-- PROBLEM TO WORK ON --
Nothing but the lines holding the string "University" should appear in the answer. Copy them from the entries.

-- DATA LISTING --
# # # #

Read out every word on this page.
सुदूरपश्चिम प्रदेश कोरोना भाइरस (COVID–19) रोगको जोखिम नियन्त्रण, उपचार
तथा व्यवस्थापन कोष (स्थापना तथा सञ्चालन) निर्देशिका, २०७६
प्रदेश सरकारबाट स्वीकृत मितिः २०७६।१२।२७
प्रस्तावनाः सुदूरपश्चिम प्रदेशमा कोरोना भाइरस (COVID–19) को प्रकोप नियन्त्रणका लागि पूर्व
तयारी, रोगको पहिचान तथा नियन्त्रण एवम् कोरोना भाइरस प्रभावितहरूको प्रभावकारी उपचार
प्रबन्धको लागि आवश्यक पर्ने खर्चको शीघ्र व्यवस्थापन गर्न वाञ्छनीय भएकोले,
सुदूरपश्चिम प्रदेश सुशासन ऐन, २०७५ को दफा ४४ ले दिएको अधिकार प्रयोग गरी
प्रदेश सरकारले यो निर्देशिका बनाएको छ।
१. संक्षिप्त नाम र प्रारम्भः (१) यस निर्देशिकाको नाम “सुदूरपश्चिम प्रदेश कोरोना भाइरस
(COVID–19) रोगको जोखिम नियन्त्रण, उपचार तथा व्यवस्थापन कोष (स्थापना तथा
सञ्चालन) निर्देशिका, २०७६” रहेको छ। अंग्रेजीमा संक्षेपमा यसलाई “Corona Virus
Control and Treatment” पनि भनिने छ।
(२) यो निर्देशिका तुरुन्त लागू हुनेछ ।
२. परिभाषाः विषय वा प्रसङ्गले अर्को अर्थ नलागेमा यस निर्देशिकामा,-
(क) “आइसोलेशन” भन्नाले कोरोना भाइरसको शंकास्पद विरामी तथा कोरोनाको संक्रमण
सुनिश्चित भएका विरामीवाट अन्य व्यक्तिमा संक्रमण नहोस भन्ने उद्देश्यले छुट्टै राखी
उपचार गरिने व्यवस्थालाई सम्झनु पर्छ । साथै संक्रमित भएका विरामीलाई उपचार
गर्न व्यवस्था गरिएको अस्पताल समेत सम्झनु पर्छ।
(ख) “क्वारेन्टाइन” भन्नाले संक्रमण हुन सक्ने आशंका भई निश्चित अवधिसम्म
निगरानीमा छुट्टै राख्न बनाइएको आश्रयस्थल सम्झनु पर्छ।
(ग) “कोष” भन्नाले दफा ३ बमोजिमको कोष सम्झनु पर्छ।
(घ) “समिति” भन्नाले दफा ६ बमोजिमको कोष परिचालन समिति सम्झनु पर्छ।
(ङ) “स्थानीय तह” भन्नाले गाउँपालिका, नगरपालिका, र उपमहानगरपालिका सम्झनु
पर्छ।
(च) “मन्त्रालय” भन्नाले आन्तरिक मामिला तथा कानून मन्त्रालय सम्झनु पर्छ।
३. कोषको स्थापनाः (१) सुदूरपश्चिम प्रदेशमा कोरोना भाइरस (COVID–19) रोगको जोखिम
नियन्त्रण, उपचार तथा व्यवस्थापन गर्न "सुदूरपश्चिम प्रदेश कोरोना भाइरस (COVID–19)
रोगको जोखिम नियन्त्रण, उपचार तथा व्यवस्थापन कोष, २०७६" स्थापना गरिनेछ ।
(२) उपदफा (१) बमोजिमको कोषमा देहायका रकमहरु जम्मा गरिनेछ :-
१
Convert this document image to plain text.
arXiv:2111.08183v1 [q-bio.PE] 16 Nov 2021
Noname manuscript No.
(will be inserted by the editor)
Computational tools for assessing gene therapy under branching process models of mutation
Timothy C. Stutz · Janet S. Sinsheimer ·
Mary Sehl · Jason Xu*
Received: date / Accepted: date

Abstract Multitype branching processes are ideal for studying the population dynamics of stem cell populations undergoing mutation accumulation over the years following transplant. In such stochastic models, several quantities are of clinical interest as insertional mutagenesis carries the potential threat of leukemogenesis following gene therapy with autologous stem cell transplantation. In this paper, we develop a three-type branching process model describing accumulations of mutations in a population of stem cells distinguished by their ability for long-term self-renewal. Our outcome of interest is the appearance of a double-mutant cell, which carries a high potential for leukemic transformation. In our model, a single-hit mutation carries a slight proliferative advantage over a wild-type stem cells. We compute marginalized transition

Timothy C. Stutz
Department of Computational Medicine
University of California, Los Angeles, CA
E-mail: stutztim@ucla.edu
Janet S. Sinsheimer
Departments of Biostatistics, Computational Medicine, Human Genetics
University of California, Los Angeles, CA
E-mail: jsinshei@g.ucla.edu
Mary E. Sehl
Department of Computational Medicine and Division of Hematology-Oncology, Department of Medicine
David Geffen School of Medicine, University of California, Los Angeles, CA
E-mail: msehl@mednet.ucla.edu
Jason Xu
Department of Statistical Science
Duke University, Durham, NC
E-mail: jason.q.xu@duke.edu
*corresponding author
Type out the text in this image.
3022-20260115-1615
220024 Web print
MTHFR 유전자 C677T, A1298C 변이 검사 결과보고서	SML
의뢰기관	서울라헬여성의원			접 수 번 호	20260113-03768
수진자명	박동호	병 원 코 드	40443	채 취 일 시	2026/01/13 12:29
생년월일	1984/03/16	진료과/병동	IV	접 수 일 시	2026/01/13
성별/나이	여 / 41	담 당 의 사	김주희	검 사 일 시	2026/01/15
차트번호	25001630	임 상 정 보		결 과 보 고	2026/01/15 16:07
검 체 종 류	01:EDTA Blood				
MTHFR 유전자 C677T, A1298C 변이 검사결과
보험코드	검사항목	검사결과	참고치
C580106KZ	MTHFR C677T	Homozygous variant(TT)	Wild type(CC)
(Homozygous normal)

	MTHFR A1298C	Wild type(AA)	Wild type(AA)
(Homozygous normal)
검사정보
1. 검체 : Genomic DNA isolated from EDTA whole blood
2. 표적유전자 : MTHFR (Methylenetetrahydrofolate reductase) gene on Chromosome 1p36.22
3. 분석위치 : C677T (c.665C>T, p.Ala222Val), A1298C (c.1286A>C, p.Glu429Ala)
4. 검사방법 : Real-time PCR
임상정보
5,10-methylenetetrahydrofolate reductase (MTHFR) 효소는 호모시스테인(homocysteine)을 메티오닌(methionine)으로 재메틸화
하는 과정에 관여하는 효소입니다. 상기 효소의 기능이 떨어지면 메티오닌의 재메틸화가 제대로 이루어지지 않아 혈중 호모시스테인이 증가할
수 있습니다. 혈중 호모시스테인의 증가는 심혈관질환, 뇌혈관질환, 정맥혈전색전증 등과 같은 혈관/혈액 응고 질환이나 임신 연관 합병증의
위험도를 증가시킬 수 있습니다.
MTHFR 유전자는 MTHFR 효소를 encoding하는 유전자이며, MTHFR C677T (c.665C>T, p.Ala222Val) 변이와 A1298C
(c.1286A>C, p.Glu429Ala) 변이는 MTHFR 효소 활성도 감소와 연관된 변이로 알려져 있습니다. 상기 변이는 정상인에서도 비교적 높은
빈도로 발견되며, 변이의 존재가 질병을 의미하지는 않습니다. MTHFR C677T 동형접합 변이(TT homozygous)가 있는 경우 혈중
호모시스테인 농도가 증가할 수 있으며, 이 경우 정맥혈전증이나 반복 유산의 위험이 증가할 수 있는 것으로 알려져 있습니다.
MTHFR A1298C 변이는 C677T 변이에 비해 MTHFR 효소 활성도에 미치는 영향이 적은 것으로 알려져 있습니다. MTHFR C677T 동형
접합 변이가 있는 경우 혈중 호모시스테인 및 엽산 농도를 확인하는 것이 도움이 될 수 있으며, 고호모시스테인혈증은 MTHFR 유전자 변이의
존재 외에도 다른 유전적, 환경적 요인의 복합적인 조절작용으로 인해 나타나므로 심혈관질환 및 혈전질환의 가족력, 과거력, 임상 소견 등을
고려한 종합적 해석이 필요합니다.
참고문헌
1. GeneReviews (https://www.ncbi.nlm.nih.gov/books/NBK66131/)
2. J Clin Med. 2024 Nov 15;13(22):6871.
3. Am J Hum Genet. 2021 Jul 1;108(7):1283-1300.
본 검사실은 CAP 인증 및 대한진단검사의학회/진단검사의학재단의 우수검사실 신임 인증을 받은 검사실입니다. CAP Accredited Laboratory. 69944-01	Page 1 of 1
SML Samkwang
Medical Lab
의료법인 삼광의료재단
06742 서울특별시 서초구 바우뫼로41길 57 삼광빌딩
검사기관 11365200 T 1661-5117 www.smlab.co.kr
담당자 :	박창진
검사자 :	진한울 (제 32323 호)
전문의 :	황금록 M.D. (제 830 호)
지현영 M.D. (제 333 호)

# # # #

-- EXPECTED OUTPUT --
University of California, Los Angeles, CA
University of California, Los Angeles, CA
David Geffen School of Medicine, University of California, Los Angeles, CA
Duke University, Durham, NC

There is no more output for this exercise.